Write out the material exactly, leaving every picture behind.

— BEGIN Data section —

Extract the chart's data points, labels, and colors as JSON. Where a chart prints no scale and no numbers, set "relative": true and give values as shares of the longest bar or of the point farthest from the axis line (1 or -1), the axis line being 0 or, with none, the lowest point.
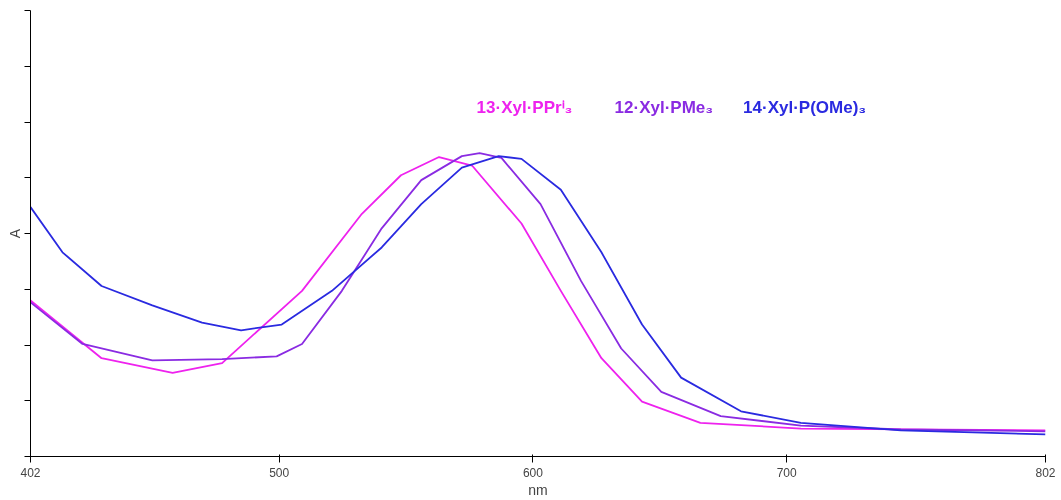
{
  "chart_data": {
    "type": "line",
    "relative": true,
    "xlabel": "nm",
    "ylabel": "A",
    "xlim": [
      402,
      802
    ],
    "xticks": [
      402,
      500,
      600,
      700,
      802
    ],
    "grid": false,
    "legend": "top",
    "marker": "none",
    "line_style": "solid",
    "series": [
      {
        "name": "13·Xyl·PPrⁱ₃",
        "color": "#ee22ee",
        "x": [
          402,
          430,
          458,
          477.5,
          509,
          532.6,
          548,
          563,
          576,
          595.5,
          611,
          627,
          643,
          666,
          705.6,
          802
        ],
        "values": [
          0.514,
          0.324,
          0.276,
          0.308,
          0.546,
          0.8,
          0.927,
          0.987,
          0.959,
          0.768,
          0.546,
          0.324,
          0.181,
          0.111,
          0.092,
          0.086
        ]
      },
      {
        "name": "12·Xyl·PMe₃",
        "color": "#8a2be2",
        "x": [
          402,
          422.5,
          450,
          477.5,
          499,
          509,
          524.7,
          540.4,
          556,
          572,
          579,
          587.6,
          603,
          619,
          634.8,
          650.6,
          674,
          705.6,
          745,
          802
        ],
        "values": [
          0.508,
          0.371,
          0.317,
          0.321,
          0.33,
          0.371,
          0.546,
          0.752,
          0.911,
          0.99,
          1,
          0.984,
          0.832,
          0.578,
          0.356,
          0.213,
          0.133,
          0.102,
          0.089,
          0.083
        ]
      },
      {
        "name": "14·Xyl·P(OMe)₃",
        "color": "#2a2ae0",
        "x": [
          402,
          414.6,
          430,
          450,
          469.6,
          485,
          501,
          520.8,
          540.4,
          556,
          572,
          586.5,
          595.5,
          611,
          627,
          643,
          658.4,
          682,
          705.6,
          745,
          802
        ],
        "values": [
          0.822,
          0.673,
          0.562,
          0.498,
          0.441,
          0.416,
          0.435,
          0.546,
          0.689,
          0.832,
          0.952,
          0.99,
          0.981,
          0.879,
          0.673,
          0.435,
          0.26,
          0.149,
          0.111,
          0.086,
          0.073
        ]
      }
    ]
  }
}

— END Data section —

* **Solution**
Extract the chart's data points, labels, and colors as JSON. Where a chart prints no scale and no numbers, set "relative": true and give values as shares of the longest bar or of the point farthest from the axis line (1 or -1), the axis line being 0 or, with none, the lowest point.
{
  "chart_data": {
    "type": "line",
    "relative": true,
    "xlabel": "nm",
    "ylabel": "A",
    "xlim": [
      402,
      802
    ],
    "xticks": [
      402,
      500,
      600,
      700,
      802
    ],
    "grid": false,
    "legend": "top",
    "marker": "none",
    "line_style": "solid",
    "series": [
      {
        "name": "13·Xyl·PPrⁱ₃",
        "color": "#ee22ee",
        "x": [
          402,
          430,
          458,
          477.5,
          509,
          532.6,
          548,
          563,
          576,
          595.5,
          611,
          627,
          643,
          666,
          705.6,
          802
        ],
        "values": [
          0.514,
          0.324,
          0.276,
          0.308,
          0.546,
          0.8,
          0.927,
          0.987,
          0.959,
          0.768,
          0.546,
          0.324,
          0.181,
          0.111,
          0.092,
          0.086
        ]
      },
      {
        "name": "12·Xyl·PMe₃",
        "color": "#8a2be2",
        "x": [
          402,
          422.5,
          450,
          477.5,
          499,
          509,
          524.7,
          540.4,
          556,
          572,
          579,
          587.6,
          603,
          619,
          634.8,
          650.6,
          674,
          705.6,
          745,
          802
        ],
        "values": [
          0.508,
          0.371,
          0.317,
          0.321,
          0.33,
          0.371,
          0.546,
          0.752,
          0.911,
          0.99,
          1,
          0.984,
          0.832,
          0.578,
          0.356,
          0.213,
          0.133,
          0.102,
          0.089,
          0.083
        ]
      },
      {
        "name": "14·Xyl·P(OMe)₃",
        "color": "#2a2ae0",
        "x": [
          402,
          414.6,
          430,
          450,
          469.6,
          485,
          501,
          520.8,
          540.4,
          556,
          572,
          586.5,
          595.5,
          611,
          627,
          643,
          658.4,
          682,
          705.6,
          745,
          802
        ],
        "values": [
          0.822,
          0.673,
          0.562,
          0.498,
          0.441,
          0.416,
          0.435,
          0.546,
          0.689,
          0.832,
          0.952,
          0.99,
          0.981,
          0.879,
          0.673,
          0.435,
          0.26,
          0.149,
          0.111,
          0.086,
          0.073
        ]
      }
    ]
  }
}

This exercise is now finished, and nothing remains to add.